Undertaking: includes any part of an undertaking or a unit or division of an undertaking or a business activity taken as a whole, but excludes individual assets or liabilities or combination of both not constituting a business activity.

De-merged Company: means the company whose undertaking is transferred to a resulting company pursuant to a demerger.

Resulting Company: means one or more companies (including wholly owned subsidiary thereof) to which the undertaking of the demerged company is transferred in a demerger and the resulting company in consideration of such transfer of undertaking, issues shares to the shareholders of the demerged company and includes any authority or body or local authority or public sector company or a company established, constituted or formed as a result of demerger.

Provisions applicable to Company
Capital Gain (Sections 47(vi) and 47(vid))
  • Gains arising on transfer of a capital asset in a scheme of amalgamation/demerger to the amalgamated/resulting company being an Indian company is exempt.

Carry forward of accumulated loss and/or unabsorbed depreciation (Section 72A)
  • Accumulated loss and unabsorbed depreciation of an amalgamating company can be carried forward by the amalgamated company for set off against its profits, in case of:
    1. Amalgamation of company owning an industrial undertaking or a ship or a hotel with another company; or
    2. Amalgamation of a public sector company or a company engaged in the business of operating aircraft with another public sector company or company engaged in similar business; or
    3. Amalgamation of a banking company with a specified bank.
  1. Amalgamated company has to fulfil the following conditions to avail the benefit:
    1. it continuously holds 3/4th of the book value of the fixed assets acquired in a scheme of amalgamation for at least five years from the date of amalgamation;
    2. it continues to carry on business of amalgamating company for at least five years from the date of amalgamation;
    3. it achieves at least the level of 50% of the installed capacity before the end of 4 years from the date of amalgamation and maintains that level till the 5th year.
  2. Amalgamating company has to fulfil the following conditions:
    1. it was engaged in the business in which the accumulated loss has occurred or the unabsorbed depreciation remains unabsorbed for three or more years.
    2. It has continuously held 3/4th of the book value of fixed assets held by it two years prior to amalgamation.
  • Accumulated loss and unabsorbed depreciation of a demerged company can be carried forward by the resulting company for set off against its profits (Section 72A(4)):
    1. Where it is directly relatable to undertaking transferred, it should be such relatable amount.
    2. Where it is not directly relatable to the undertaking transferred, it should be apportioned in the ratio of assets retained by the demerged company and transferred to resulting company.

Carry forward of accumulated loss and/or unabsorbed depreciation of the banking company in a Scheme of amalgamation with banking institution (Section 72AA)

MATERIAL
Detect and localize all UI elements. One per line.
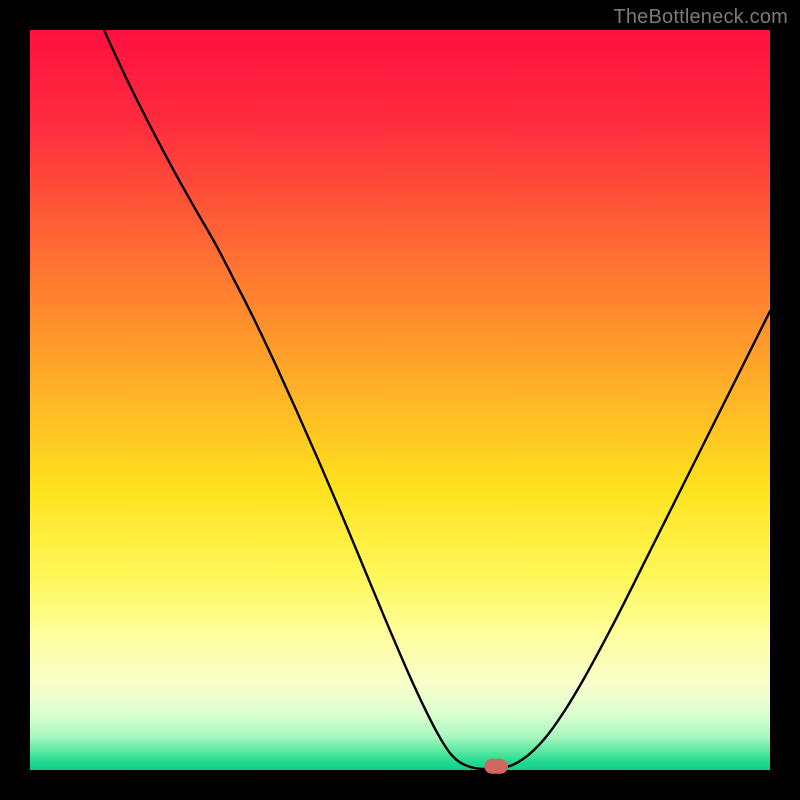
watermark-text: TheBottleneck.com [613, 6, 788, 29]
chart-root: TheBottleneck.com [0, 0, 800, 800]
current-config-marker [484, 759, 508, 774]
plot-background-gradient [30, 30, 770, 770]
bottleneck-curve-chart [0, 0, 800, 800]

SET PROBLEM
Rewrite the excerpt on amalgamation and demerger, starting at "2. Where it" and ending at "to resulting company.", substituting "allocated" for "apportioned". The records have nothing to do with the excerpt on amalgamation and demerger.

THE COMPLETED TASK
2. Where it is not directly relatable to the undertaking transferred, it should be allocated in the ratio of assets retained by the demerged company and transferred to resulting company.